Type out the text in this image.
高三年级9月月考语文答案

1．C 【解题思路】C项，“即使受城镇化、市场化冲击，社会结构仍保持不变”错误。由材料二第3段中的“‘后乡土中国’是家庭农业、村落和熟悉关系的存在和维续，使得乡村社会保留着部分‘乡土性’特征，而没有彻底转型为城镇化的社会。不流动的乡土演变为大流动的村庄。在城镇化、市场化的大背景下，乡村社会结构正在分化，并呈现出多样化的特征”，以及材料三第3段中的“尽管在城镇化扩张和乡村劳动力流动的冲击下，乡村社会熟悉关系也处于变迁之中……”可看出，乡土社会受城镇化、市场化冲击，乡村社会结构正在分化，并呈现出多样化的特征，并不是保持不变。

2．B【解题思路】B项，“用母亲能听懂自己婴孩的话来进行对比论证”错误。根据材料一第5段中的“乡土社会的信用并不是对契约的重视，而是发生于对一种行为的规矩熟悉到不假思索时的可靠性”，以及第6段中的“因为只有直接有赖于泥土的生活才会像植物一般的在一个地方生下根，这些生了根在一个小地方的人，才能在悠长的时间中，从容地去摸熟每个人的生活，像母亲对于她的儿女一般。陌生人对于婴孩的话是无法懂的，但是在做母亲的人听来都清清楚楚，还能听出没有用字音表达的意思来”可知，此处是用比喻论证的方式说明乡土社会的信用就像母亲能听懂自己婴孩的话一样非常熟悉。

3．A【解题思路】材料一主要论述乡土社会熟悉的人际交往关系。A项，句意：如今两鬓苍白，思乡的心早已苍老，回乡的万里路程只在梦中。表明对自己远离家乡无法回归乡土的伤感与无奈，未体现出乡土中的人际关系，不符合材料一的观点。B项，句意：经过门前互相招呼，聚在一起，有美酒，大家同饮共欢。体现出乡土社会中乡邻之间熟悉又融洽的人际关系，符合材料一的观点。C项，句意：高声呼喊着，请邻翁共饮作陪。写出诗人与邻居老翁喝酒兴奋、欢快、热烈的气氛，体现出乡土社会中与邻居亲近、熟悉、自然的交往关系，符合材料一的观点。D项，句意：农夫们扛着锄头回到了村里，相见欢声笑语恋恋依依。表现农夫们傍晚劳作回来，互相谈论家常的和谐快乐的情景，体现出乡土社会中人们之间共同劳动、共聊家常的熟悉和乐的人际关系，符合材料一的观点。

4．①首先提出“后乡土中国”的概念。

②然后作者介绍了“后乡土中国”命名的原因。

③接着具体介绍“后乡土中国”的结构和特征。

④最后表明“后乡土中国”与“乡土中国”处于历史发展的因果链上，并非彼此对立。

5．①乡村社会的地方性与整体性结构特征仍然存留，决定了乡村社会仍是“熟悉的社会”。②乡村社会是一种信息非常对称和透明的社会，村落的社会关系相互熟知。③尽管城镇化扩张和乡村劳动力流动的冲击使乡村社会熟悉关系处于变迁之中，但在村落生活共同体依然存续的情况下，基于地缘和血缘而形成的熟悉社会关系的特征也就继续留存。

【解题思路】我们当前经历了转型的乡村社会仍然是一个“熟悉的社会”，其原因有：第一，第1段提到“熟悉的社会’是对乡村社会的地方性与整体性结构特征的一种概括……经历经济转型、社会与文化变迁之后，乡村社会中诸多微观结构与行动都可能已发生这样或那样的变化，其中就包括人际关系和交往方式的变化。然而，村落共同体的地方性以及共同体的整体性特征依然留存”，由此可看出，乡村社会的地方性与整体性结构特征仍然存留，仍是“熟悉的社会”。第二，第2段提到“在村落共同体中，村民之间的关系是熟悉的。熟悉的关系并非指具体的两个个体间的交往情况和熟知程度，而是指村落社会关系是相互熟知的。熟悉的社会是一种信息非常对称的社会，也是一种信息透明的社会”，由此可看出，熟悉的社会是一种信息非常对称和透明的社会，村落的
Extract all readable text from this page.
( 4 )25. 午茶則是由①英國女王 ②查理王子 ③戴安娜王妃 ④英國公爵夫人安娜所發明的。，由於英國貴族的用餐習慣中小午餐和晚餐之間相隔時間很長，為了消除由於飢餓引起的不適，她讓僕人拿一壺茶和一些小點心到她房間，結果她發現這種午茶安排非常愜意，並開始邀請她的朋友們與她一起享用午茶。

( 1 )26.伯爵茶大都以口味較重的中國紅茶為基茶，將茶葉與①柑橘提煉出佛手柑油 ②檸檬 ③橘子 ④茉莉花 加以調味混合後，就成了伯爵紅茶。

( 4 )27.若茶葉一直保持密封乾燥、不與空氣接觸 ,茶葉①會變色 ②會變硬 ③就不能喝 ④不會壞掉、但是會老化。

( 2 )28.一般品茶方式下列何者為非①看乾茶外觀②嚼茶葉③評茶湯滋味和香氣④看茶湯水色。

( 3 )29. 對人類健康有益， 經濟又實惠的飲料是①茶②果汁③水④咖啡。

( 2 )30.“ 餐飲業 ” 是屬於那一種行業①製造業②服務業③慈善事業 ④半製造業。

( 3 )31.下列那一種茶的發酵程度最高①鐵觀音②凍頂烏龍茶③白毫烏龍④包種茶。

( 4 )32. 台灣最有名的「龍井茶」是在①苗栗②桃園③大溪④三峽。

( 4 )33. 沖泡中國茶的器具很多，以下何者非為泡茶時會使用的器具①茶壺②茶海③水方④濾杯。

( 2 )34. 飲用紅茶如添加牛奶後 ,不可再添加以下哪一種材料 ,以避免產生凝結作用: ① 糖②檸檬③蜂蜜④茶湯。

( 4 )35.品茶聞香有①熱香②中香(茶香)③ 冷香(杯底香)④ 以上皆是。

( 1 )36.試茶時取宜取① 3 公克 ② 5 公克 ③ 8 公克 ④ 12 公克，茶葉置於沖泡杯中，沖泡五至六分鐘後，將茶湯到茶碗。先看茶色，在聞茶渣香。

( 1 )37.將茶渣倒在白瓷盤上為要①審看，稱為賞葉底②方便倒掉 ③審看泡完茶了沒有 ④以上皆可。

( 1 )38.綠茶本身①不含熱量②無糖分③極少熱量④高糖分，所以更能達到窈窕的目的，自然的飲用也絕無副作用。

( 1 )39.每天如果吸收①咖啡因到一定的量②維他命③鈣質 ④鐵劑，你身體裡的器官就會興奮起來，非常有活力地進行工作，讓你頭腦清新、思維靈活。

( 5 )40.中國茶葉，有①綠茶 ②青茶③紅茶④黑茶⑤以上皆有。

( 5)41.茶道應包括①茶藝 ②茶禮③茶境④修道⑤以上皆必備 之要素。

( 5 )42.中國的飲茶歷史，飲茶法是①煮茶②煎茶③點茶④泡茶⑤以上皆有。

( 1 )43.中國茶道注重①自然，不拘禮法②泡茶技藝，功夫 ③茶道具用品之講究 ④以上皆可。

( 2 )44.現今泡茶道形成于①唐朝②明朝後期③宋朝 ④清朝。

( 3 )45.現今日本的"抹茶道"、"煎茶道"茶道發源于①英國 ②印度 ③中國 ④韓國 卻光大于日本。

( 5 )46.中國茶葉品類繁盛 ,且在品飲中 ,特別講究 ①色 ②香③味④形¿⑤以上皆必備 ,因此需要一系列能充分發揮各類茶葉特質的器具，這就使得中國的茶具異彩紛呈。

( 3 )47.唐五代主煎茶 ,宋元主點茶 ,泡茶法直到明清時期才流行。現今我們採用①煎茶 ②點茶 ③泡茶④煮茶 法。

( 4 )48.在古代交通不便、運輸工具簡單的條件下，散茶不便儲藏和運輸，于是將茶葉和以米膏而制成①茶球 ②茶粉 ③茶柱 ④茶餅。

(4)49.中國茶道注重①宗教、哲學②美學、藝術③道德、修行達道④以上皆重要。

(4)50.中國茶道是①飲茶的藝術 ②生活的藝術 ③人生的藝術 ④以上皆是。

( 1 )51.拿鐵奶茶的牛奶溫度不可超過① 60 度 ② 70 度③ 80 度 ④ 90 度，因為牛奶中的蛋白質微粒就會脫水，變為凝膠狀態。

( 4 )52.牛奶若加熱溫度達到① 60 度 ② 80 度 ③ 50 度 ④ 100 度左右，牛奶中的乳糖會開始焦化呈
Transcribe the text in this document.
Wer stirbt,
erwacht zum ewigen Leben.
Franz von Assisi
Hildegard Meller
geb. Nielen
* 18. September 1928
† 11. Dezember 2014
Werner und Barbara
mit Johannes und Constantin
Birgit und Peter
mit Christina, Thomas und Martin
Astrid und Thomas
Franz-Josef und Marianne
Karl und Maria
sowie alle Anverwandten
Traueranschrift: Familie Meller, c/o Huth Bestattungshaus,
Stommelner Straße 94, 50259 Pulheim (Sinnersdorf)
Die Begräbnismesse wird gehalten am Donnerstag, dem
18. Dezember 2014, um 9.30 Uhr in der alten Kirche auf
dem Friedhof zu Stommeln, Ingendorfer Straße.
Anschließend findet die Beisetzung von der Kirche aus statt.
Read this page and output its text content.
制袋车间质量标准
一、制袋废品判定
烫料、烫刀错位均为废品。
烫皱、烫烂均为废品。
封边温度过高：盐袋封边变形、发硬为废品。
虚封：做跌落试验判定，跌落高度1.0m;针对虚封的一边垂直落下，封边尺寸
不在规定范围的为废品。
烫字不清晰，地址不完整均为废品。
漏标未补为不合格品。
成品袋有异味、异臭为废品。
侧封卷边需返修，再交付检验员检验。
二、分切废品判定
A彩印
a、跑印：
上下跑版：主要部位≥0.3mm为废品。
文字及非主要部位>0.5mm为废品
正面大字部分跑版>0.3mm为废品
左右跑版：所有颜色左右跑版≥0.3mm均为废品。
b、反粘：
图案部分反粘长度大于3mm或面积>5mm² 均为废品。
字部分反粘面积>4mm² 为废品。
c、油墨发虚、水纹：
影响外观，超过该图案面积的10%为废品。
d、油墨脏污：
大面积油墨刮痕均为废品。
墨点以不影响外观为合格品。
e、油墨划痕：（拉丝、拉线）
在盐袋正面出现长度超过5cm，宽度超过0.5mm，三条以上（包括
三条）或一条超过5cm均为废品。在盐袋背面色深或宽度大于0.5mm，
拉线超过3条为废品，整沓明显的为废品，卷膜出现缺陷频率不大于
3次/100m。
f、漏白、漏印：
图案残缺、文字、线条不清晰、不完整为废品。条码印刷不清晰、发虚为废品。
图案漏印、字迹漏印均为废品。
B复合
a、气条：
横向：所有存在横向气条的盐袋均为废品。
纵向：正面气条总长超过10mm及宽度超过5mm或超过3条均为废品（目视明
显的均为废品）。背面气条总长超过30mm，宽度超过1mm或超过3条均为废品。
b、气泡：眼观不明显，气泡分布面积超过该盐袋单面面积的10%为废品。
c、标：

**What the task requires**
Would you give again, word for word, every line from the one with "Read this page and output its text content." through the final line of the listing above?

**Answer to this task**
Read this page and output its text content.
制袋车间质量标准
一、制袋废品判定
烫料、烫刀错位均为废品。
烫皱、烫烂均为废品。
封边温度过高：盐袋封边变形、发硬为废品。
虚封：做跌落试验判定，跌落高度1.0m;针对虚封的一边垂直落下，封边尺寸
不在规定范围的为废品。
烫字不清晰，地址不完整均为废品。
漏标未补为不合格品。
成品袋有异味、异臭为废品。
侧封卷边需返修，再交付检验员检验。
二、分切废品判定
A彩印
a、跑印：
上下跑版：主要部位≥0.3mm为废品。
文字及非主要部位>0.5mm为废品
正面大字部分跑版>0.3mm为废品
左右跑版：所有颜色左右跑版≥0.3mm均为废品。
b、反粘：
图案部分反粘长度大于3mm或面积>5mm² 均为废品。
字部分反粘面积>4mm² 为废品。
c、油墨发虚、水纹：
影响外观，超过该图案面积的10%为废品。
d、油墨脏污：
大面积油墨刮痕均为废品。
墨点以不影响外观为合格品。
e、油墨划痕：（拉丝、拉线）
在盐袋正面出现长度超过5cm，宽度超过0.5mm，三条以上（包括
三条）或一条超过5cm均为废品。在盐袋背面色深或宽度大于0.5mm，
拉线超过3条为废品，整沓明显的为废品，卷膜出现缺陷频率不大于
3次/100m。
f、漏白、漏印：
图案残缺、文字、线条不清晰、不完整为废品。条码印刷不清晰、发虚为废品。
图案漏印、字迹漏印均为废品。
B复合
a、气条：
横向：所有存在横向气条的盐袋均为废品。
纵向：正面气条总长超过10mm及宽度超过5mm或超过3条均为废品（目视明
显的均为废品）。背面气条总长超过30mm，宽度超过1mm或超过3条均为废品。
b、气泡：眼观不明显，气泡分布面积超过该盐袋单面面积的10%为废品。
c、标：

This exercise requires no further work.